> _Input records_:
+++

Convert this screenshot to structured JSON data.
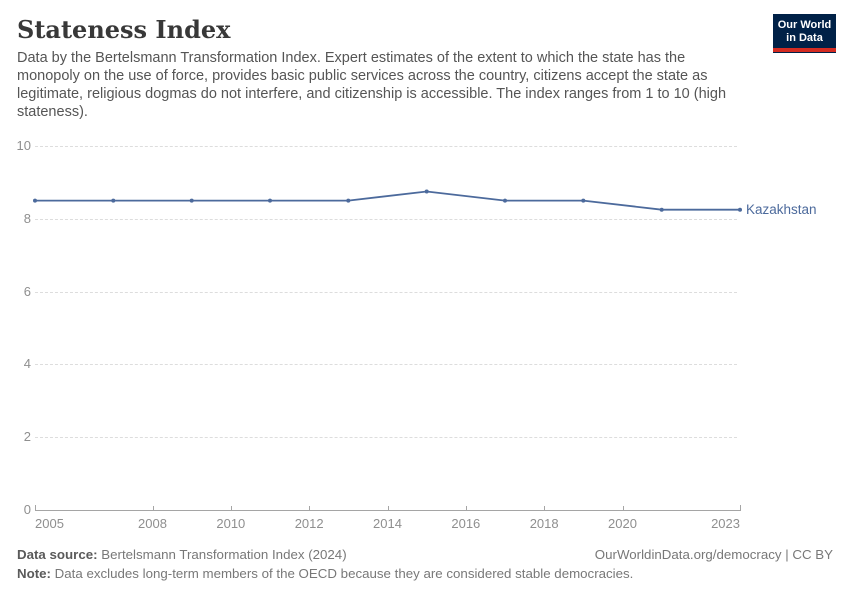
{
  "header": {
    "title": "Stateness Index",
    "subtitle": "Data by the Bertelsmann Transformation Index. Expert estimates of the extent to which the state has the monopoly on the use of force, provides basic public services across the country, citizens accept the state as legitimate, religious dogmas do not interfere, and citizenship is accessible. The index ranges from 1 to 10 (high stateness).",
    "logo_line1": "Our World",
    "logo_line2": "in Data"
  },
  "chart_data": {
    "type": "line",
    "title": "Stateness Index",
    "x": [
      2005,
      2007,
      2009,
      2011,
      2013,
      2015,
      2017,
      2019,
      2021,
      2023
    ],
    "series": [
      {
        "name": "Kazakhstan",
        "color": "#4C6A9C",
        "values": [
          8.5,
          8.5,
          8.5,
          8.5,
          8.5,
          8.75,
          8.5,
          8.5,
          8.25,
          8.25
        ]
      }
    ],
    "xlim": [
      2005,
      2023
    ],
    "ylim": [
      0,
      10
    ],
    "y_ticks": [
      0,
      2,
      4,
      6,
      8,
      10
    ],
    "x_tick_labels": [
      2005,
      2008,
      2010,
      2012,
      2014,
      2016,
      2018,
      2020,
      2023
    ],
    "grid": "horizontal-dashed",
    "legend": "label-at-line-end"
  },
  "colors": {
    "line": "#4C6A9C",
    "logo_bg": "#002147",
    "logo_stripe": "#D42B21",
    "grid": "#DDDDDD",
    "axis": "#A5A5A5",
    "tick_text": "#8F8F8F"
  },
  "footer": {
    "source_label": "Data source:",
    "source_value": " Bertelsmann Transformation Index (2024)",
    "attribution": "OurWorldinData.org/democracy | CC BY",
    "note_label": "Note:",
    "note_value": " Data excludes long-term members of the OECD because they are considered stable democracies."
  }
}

+++

> _The request_:
Reproduce all of the data exactly, omitting each picture it holds.

> _Answer in full_:
Convert this screenshot to structured JSON data.
{
  "header": {
    "title": "Stateness Index",
    "subtitle": "Data by the Bertelsmann Transformation Index. Expert estimates of the extent to which the state has the monopoly on the use of force, provides basic public services across the country, citizens accept the state as legitimate, religious dogmas do not interfere, and citizenship is accessible. The index ranges from 1 to 10 (high stateness).",
    "logo_line1": "Our World",
    "logo_line2": "in Data"
  },
  "chart_data": {
    "type": "line",
    "title": "Stateness Index",
    "x": [
      2005,
      2007,
      2009,
      2011,
      2013,
      2015,
      2017,
      2019,
      2021,
      2023
    ],
    "series": [
      {
        "name": "Kazakhstan",
        "color": "#4C6A9C",
        "values": [
          8.5,
          8.5,
          8.5,
          8.5,
          8.5,
          8.75,
          8.5,
          8.5,
          8.25,
          8.25
        ]
      }
    ],
    "xlim": [
      2005,
      2023
    ],
    "ylim": [
      0,
      10
    ],
    "y_ticks": [
      0,
      2,
      4,
      6,
      8,
      10
    ],
    "x_tick_labels": [
      2005,
      2008,
      2010,
      2012,
      2014,
      2016,
      2018,
      2020,
      2023
    ],
    "grid": "horizontal-dashed",
    "legend": "label-at-line-end"
  },
  "colors": {
    "line": "#4C6A9C",
    "logo_bg": "#002147",
    "logo_stripe": "#D42B21",
    "grid": "#DDDDDD",
    "axis": "#A5A5A5",
    "tick_text": "#8F8F8F"
  },
  "footer": {
    "source_label": "Data source:",
    "source_value": " Bertelsmann Transformation Index (2024)",
    "attribution": "OurWorldinData.org/democracy | CC BY",
    "note_label": "Note:",
    "note_value": " Data excludes long-term members of the OECD because they are considered stable democracies."
  }
}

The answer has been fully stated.